* Goal:
Extract all lines containing "color".

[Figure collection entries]
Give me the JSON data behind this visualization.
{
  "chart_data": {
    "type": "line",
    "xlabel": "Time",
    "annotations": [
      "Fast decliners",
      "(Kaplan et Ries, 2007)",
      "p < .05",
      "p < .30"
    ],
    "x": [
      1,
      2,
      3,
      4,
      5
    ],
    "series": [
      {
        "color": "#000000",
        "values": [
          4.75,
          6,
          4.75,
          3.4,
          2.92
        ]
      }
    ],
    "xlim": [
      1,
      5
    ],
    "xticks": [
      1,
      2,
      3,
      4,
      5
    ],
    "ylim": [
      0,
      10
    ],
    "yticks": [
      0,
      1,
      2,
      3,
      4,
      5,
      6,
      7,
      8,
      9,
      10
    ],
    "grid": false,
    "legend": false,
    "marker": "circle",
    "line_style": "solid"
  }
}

--

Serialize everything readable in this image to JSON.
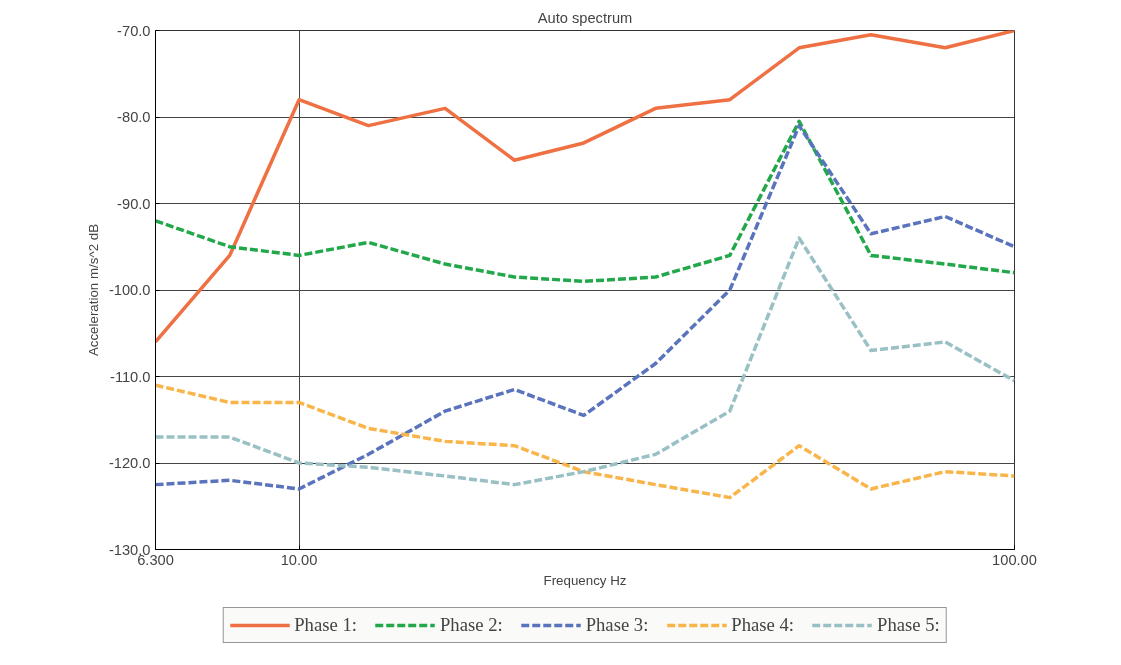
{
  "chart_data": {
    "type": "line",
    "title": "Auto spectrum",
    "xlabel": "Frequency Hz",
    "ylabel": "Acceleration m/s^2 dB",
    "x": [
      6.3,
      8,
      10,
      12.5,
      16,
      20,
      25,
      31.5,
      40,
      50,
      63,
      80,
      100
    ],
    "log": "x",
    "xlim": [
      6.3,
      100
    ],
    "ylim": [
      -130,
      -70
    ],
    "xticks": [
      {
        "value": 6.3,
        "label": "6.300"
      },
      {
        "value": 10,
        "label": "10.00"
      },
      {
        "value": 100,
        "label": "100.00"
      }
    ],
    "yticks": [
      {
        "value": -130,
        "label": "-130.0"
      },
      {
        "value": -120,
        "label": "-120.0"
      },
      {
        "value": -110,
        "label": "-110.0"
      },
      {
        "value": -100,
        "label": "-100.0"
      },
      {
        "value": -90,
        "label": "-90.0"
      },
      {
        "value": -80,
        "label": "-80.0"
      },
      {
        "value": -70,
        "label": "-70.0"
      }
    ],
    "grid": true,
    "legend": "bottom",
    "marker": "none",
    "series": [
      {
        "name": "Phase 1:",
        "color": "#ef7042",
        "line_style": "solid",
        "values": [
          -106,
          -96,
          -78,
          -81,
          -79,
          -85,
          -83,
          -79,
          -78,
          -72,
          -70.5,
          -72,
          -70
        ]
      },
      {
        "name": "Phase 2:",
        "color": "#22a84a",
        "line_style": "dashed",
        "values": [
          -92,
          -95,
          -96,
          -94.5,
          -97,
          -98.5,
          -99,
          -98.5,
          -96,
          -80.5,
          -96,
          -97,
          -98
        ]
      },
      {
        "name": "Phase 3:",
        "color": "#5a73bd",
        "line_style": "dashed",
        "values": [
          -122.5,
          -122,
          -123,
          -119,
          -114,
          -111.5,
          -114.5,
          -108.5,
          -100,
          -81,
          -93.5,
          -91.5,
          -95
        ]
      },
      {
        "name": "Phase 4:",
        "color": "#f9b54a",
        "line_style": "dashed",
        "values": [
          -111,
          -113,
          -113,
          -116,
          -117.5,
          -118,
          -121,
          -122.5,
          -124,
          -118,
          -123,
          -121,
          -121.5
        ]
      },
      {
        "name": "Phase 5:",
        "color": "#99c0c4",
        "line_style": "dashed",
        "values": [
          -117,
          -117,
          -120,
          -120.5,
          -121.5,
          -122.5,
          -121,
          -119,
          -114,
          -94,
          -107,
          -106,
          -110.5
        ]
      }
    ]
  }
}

* Right answer:
        "color": "#000000",
        "color": "#ef7042",
        "color": "#22a84a",
        "color": "#5a73bd",
        "color": "#f9b54a",
        "color": "#99c0c4",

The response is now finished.